• [Aim of the exercise]:
In full and without alteration, repeat the material.

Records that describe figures
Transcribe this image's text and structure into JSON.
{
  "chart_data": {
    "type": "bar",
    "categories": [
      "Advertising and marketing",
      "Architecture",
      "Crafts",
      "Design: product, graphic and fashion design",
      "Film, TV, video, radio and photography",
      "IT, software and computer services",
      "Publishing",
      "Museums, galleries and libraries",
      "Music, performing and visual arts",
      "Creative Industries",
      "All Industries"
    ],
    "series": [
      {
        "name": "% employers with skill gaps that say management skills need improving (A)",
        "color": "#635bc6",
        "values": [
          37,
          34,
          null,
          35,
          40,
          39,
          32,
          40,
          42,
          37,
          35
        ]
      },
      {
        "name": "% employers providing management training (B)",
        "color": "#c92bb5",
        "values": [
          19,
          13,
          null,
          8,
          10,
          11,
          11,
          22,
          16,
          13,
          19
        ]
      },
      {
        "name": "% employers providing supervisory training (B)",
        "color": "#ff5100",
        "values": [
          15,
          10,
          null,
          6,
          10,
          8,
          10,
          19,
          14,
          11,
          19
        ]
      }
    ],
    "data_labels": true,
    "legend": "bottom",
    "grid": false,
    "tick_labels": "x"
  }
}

• [Response to this task]:
Transcribe this image's text and structure into JSON.
{
  "chart_data": {
    "type": "bar",
    "categories": [
      "Advertising and marketing",
      "Architecture",
      "Crafts",
      "Design: product, graphic and fashion design",
      "Film, TV, video, radio and photography",
      "IT, software and computer services",
      "Publishing",
      "Museums, galleries and libraries",
      "Music, performing and visual arts",
      "Creative Industries",
      "All Industries"
    ],
    "series": [
      {
        "name": "% employers with skill gaps that say management skills need improving (A)",
        "color": "#635bc6",
        "values": [
          37,
          34,
          null,
          35,
          40,
          39,
          32,
          40,
          42,
          37,
          35
        ]
      },
      {
        "name": "% employers providing management training (B)",
        "color": "#c92bb5",
        "values": [
          19,
          13,
          null,
          8,
          10,
          11,
          11,
          22,
          16,
          13,
          19
        ]
      },
      {
        "name": "% employers providing supervisory training (B)",
        "color": "#ff5100",
        "values": [
          15,
          10,
          null,
          6,
          10,
          8,
          10,
          19,
          14,
          11,
          19
        ]
      }
    ],
    "data_labels": true,
    "legend": "bottom",
    "grid": false,
    "tick_labels": "x"
  }
}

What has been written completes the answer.